## Short problem
Filter this material down to the lines that hold "Julie", copying each one.

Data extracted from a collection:
......

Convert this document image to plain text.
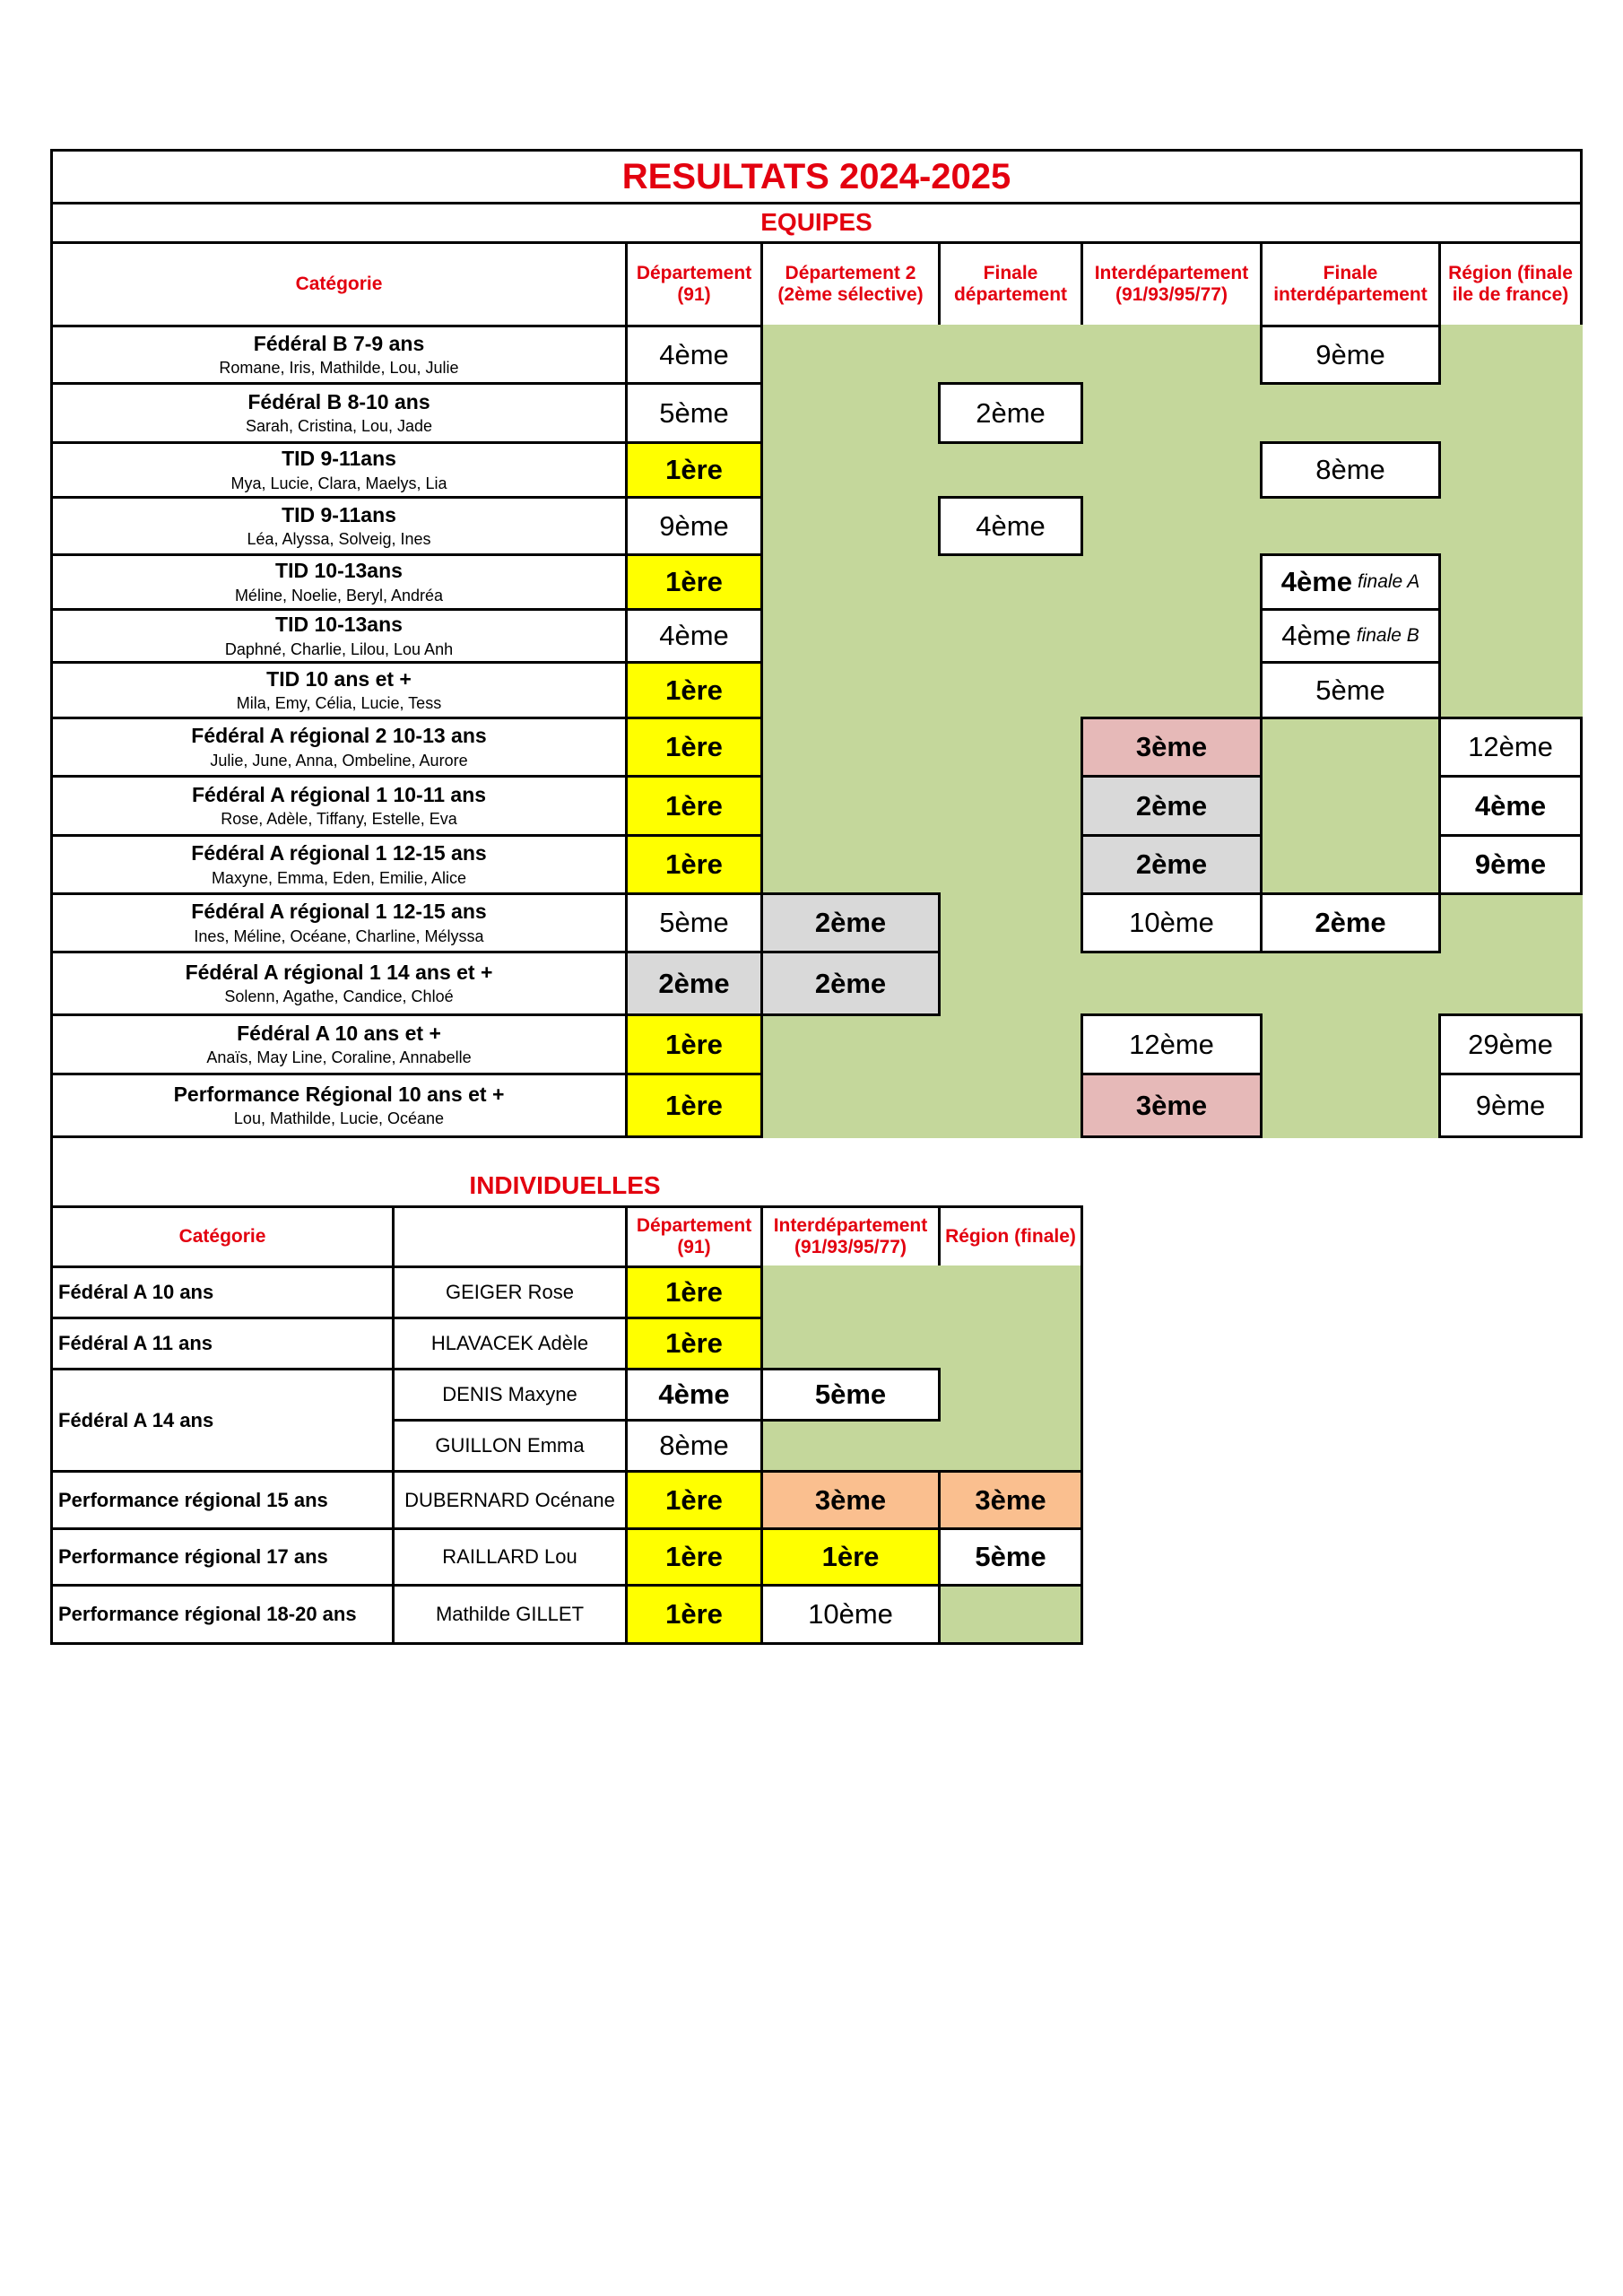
RESULTATS 2024-2025
EQUIPES
Catégorie
Département
(91)
Département 2
(2ème sélective)
Finale
département
Interdépartement
(91/93/95/77)
Finale
interdépartement
Région (finale
ile de france)
Fédéral B 7-9 ans
Romane, Iris, Mathilde, Lou, Julie
Fédéral B 8-10 ans
Sarah, Cristina, Lou, Jade
TID 9-11ans
Mya, Lucie, Clara, Maelys, Lia
TID 9-11ans
Léa, Alyssa, Solveig, Ines
TID 10-13ans
Méline, Noelie, Beryl, Andréa
TID 10-13ans
Daphné, Charlie, Lilou, Lou Anh
TID 10 ans et +
Mila, Emy, Célia, Lucie, Tess
Fédéral A régional 2 10-13 ans
Julie, June, Anna, Ombeline, Aurore
Fédéral A régional 1 10-11 ans
Rose, Adèle, Tiffany, Estelle, Eva
Fédéral A régional 1 12-15 ans
Maxyne, Emma, Eden, Emilie, Alice
Fédéral A régional 1 12-15 ans
Ines, Méline, Océane, Charline, Mélyssa
Fédéral A régional 1 14 ans et +
Solenn, Agathe, Candice, Chloé
Fédéral A 10 ans et +
Anaïs, May Line, Coraline, Annabelle
Performance Régional 10 ans et +
Lou, Mathilde, Lucie, Océane
4ème
5ème
1ère
9ème
1ère
4ème
1ère
1ère
1ère
1ère
5ème
2ème
1ère
1ère
2ème
2ème
2ème
4ème
3ème
2ème
2ème
10ème
12ème
3ème
9ème
8ème
4ème finale A
4ème finale B
5ème
2ème
12ème
4ème
9ème
29ème
9ème
INDIVIDUELLES
Catégorie
Département
(91)
Interdépartement
(91/93/95/77)
Région (finale)
Fédéral A 10 ans
Fédéral A 11 ans
Fédéral A 14 ans
Performance régional 15 ans
Performance régional 17 ans
Performance régional 18-20 ans
GEIGER Rose
HLAVACEK Adèle
DENIS Maxyne
GUILLON Emma
DUBERNARD Océnane
RAILLARD Lou
Mathilde GILLET
1ère
1ère
4ème
8ème
1ère
1ère
1ère
5ème
3ème
1ère
10ème
3ème
5ème
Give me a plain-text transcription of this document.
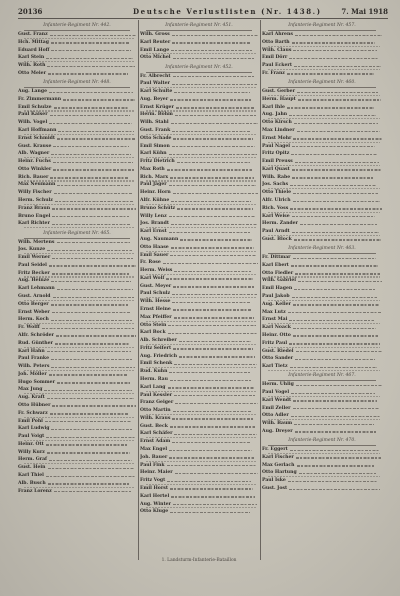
20136	Deutsche Verlustlisten (Nr. 1438.)	7. Mai 1918
Infanterie-Regiment Nr. 442.
Gust. Franz
Hch. Mittag
Eduard Hoff
Karl Stein
Wilh. Roth
Otto Meier
Infanterie-Regiment Nr. 448.
Aug. Lange
Fr. Zimmermann
Emil Schulze
Paul Kaiser
Wilh. Vogel
Karl Hoffmann
Ernst Schmidt
Gust. Krause
Alb. Wagner
Heinr. Fuchs
Otto Winkler
Rich. Bauer
Max Neumann
Willy Fischer
Herm. Schulz
Franz Braun
Bruno Engel
Karl Richter
Infanterie-Regiment Nr. 465.
Wilh. Mertens
Jos. Kunze
Emil Werner
Paul Seidel
Fritz Becker
Aug. Heinze
Karl Lehmann
Gust. Arnold
Otto Berger
Ernst Weber
Herm. Koch
Fr. Wolff
Alfr. Schröder
Rud. Günther
Karl Hahn
Paul Franke
Wilh. Peters
Joh. Möller
Hugo Sommer
Max Jung
Aug. Kraft
Otto Hübner
Fr. Schwarz
Emil Pohl
Karl Ludwig
Paul Voigt
Heinr. Ott
Willy Kurz
Herm. Graf
Gust. Hein
Karl Thiel
Alb. Busch
Franz Lorenz
Infanterie-Regiment Nr. 451.
Wilh. Gross
Karl Reuter
Emil Lange
Otto Michel
Infanterie-Regiment Nr. 452.
Fr. Albrecht
Paul Walter
Karl Schulte
Aug. Beyer
Ernst Krüger
Herm. Böhm
Wilh. Stahl
Gust. Frank
Otto Schade
Emil Simon
Karl Kühn
Fritz Dietrich
Max Roth
Rich. Marx
Paul Jäger
Heinr. Horn
Alfr. Kühne
Bruno Schütz
Willy Lenz
Jos. Brandt
Karl Ernst
Aug. Naumann
Otto Haase
Emil Sauer
Fr. Rose
Herm. Weiss
Karl Wolf
Gust. Meyer
Paul Schulz
Wilh. Hesse
Ernst Heine
Max Pfeiffer
Otto Stein
Karl Bock
Alb. Schreiber
Fritz Seifert
Aug. Friedrich
Emil Schenk
Rud. Kuhn
Herm. Rau
Karl Lang
Paul Kessler
Franz Geiger
Otto Martin
Wilh. Kraus
Gust. Beck
Karl Schäfer
Ernst Adam
Max Engel
Joh. Bauer
Paul Fink
Heinr. Maier
Fritz Vogt
Emil Horst
Karl Hertel
Aug. Winter
Otto Kluge
Infanterie-Regiment Nr. 457.
Karl Ahrens
Otto Barth
Wilh. Claus
Emil Dörr
Paul Eckert
Fr. Franz
Infanterie-Regiment Nr. 460.
Gust. Gerber
Herm. Haupt
Karl Ihle
Aug. Jahn
Otto Kirsch
Max Lindner
Ernst Mohr
Paul Nagel
Fritz Opitz
Emil Preuss
Karl Quast
Wilh. Rabe
Jos. Sachs
Otto Thiele
Alfr. Ulrich
Rich. Voss
Karl Weise
Herm. Zander
Paul Arndt
Gust. Block
Infanterie-Regiment Nr. 463.
Fr. Dittmar
Karl Ebert
Otto Fiedler
Wilh. Gabriel
Emil Hagen
Paul Jakob
Aug. Keller
Max Lutz
Ernst Mai
Karl Noack
Heinr. Otto
Fritz Paul
Gust. Riedel
Otto Sander
Karl Tietz
Infanterie-Regiment Nr. 467.
Herm. Uhlig
Paul Vogel
Karl Wendt
Emil Zeller
Otto Adler
Wilh. Baum
Aug. Dreyer
Infanterie-Regiment Nr. 470.
Fr. Eggert
Karl Fischer
Max Gerlach
Otto Hartung
Paul Iske
Gust. Jost
1. Landsturm-Infanterie-Bataillon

......

## Task response
Romane, Iris, Mathilde, Lou, Julie
Julie, June, Anna, Ombeline, Aurore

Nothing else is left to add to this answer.